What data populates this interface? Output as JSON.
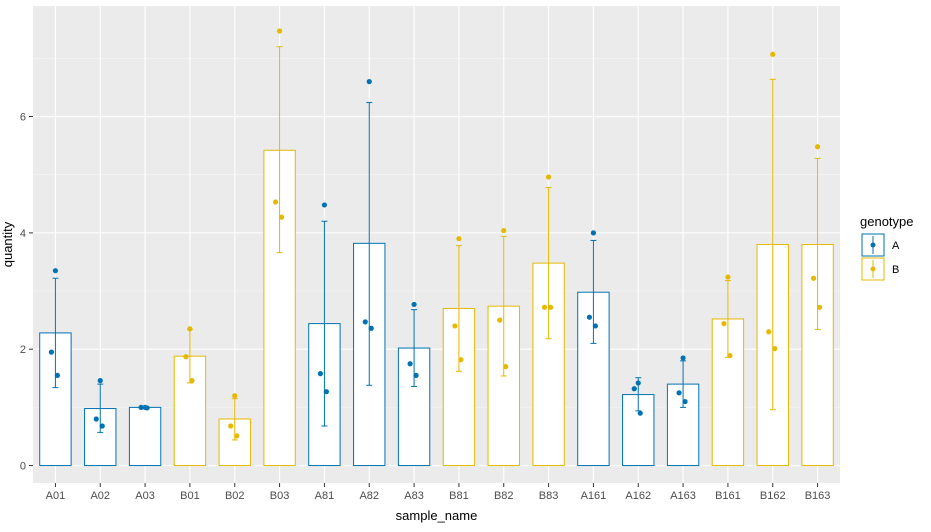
{
  "chart_data": {
    "type": "bar",
    "xlabel": "sample_name",
    "ylabel": "quantity",
    "ylim": [
      -0.3,
      7.9
    ],
    "yticks": [
      0,
      2,
      4,
      6
    ],
    "grid": true,
    "legend": {
      "title": "genotype",
      "position": "right",
      "entries": [
        {
          "label": "A",
          "color": "#0072B2"
        },
        {
          "label": "B",
          "color": "#E6B800"
        }
      ]
    },
    "categories": [
      "A01",
      "A02",
      "A03",
      "B01",
      "B02",
      "B03",
      "A81",
      "A82",
      "A83",
      "B81",
      "B82",
      "B83",
      "A161",
      "A162",
      "A163",
      "B161",
      "B162",
      "B163"
    ],
    "genotype": [
      "A",
      "A",
      "A",
      "B",
      "B",
      "B",
      "A",
      "A",
      "A",
      "B",
      "B",
      "B",
      "A",
      "A",
      "A",
      "B",
      "B",
      "B"
    ],
    "values": [
      2.28,
      0.98,
      1.0,
      1.88,
      0.8,
      5.42,
      2.44,
      3.82,
      2.02,
      2.7,
      2.74,
      3.48,
      2.98,
      1.22,
      1.4,
      2.52,
      3.8,
      3.8
    ],
    "error_low": [
      1.34,
      0.57,
      0.98,
      1.42,
      0.44,
      3.66,
      0.68,
      1.38,
      1.36,
      1.62,
      1.54,
      2.18,
      2.1,
      0.94,
      1.0,
      1.86,
      0.96,
      2.34
    ],
    "error_high": [
      3.22,
      1.4,
      1.02,
      2.34,
      1.15,
      7.2,
      4.2,
      6.24,
      2.68,
      3.78,
      3.94,
      4.78,
      3.87,
      1.51,
      1.8,
      3.18,
      6.64,
      5.28
    ],
    "points": [
      [
        3.35,
        1.95,
        1.55
      ],
      [
        1.46,
        0.8,
        0.68
      ],
      [
        1.0,
        1.0,
        0.99
      ],
      [
        2.35,
        1.87,
        1.46
      ],
      [
        1.2,
        0.68,
        0.51
      ],
      [
        7.47,
        4.53,
        4.27
      ],
      [
        4.48,
        1.58,
        1.27
      ],
      [
        6.6,
        2.47,
        2.36
      ],
      [
        2.77,
        1.75,
        1.55
      ],
      [
        3.9,
        2.4,
        1.82
      ],
      [
        4.04,
        2.5,
        1.7
      ],
      [
        4.96,
        2.72,
        2.72
      ],
      [
        4.0,
        2.55,
        2.4
      ],
      [
        1.42,
        1.32,
        0.9
      ],
      [
        1.85,
        1.25,
        1.1
      ],
      [
        3.24,
        2.44,
        1.89
      ],
      [
        7.07,
        2.3,
        2.01
      ],
      [
        5.48,
        3.22,
        2.72
      ]
    ]
  }
}
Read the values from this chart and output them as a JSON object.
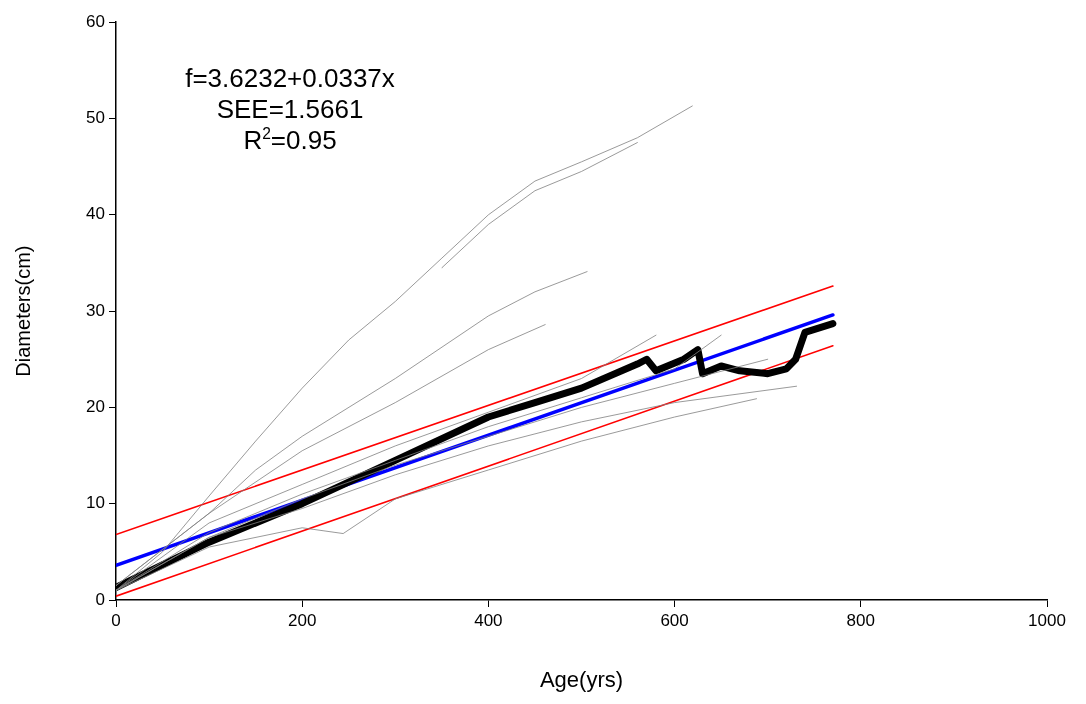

****

Go through the data above and transcribe it in full, omitting any image.

What data populates this interface? Output as JSON.
{
  "chart_data": {
    "type": "bar",
    "xlabel": "sample_name",
    "ylabel": "quantity",
    "ylim": [
      -0.3,
      7.9
    ],
    "yticks": [
      0,
      2,
      4,
      6
    ],
    "grid": true,
    "legend": {
      "title": "genotype",
      "position": "right",
      "entries": [
        {
          "label": "A",
          "color": "#0072B2"
        },
        {
          "label": "B",
          "color": "#E6B800"
        }
      ]
    },
    "categories": [
      "A01",
      "A02",
      "A03",
      "B01",
      "B02",
      "B03",
      "A81",
      "A82",
      "A83",
      "B81",
      "B82",
      "B83",
      "A161",
      "A162",
      "A163",
      "B161",
      "B162",
      "B163"
    ],
    "genotype": [
      "A",
      "A",
      "A",
      "B",
      "B",
      "B",
      "A",
      "A",
      "A",
      "B",
      "B",
      "B",
      "A",
      "A",
      "A",
      "B",
      "B",
      "B"
    ],
    "values": [
      2.28,
      0.98,
      1.0,
      1.88,
      0.8,
      5.42,
      2.44,
      3.82,
      2.02,
      2.7,
      2.74,
      3.48,
      2.98,
      1.22,
      1.4,
      2.52,
      3.8,
      3.8
    ],
    "error_low": [
      1.34,
      0.57,
      0.98,
      1.42,
      0.44,
      3.66,
      0.68,
      1.38,
      1.36,
      1.62,
      1.54,
      2.18,
      2.1,
      0.94,
      1.0,
      1.86,
      0.96,
      2.34
    ],
    "error_high": [
      3.22,
      1.4,
      1.02,
      2.34,
      1.15,
      7.2,
      4.2,
      6.24,
      2.68,
      3.78,
      3.94,
      4.78,
      3.87,
      1.51,
      1.8,
      3.18,
      6.64,
      5.28
    ],
    "points": [
      [
        3.35,
        1.95,
        1.55
      ],
      [
        1.46,
        0.8,
        0.68
      ],
      [
        1.0,
        1.0,
        0.99
      ],
      [
        2.35,
        1.87,
        1.46
      ],
      [
        1.2,
        0.68,
        0.51
      ],
      [
        7.47,
        4.53,
        4.27
      ],
      [
        4.48,
        1.58,
        1.27
      ],
      [
        6.6,
        2.47,
        2.36
      ],
      [
        2.77,
        1.75,
        1.55
      ],
      [
        3.9,
        2.4,
        1.82
      ],
      [
        4.04,
        2.5,
        1.7
      ],
      [
        4.96,
        2.72,
        2.72
      ],
      [
        4.0,
        2.55,
        2.4
      ],
      [
        1.42,
        1.32,
        0.9
      ],
      [
        1.85,
        1.25,
        1.1
      ],
      [
        3.24,
        2.44,
        1.89
      ],
      [
        7.07,
        2.3,
        2.01
      ],
      [
        5.48,
        3.22,
        2.72
      ]
    ]
  }
}
Read the values from this chart and output them as a JSON object.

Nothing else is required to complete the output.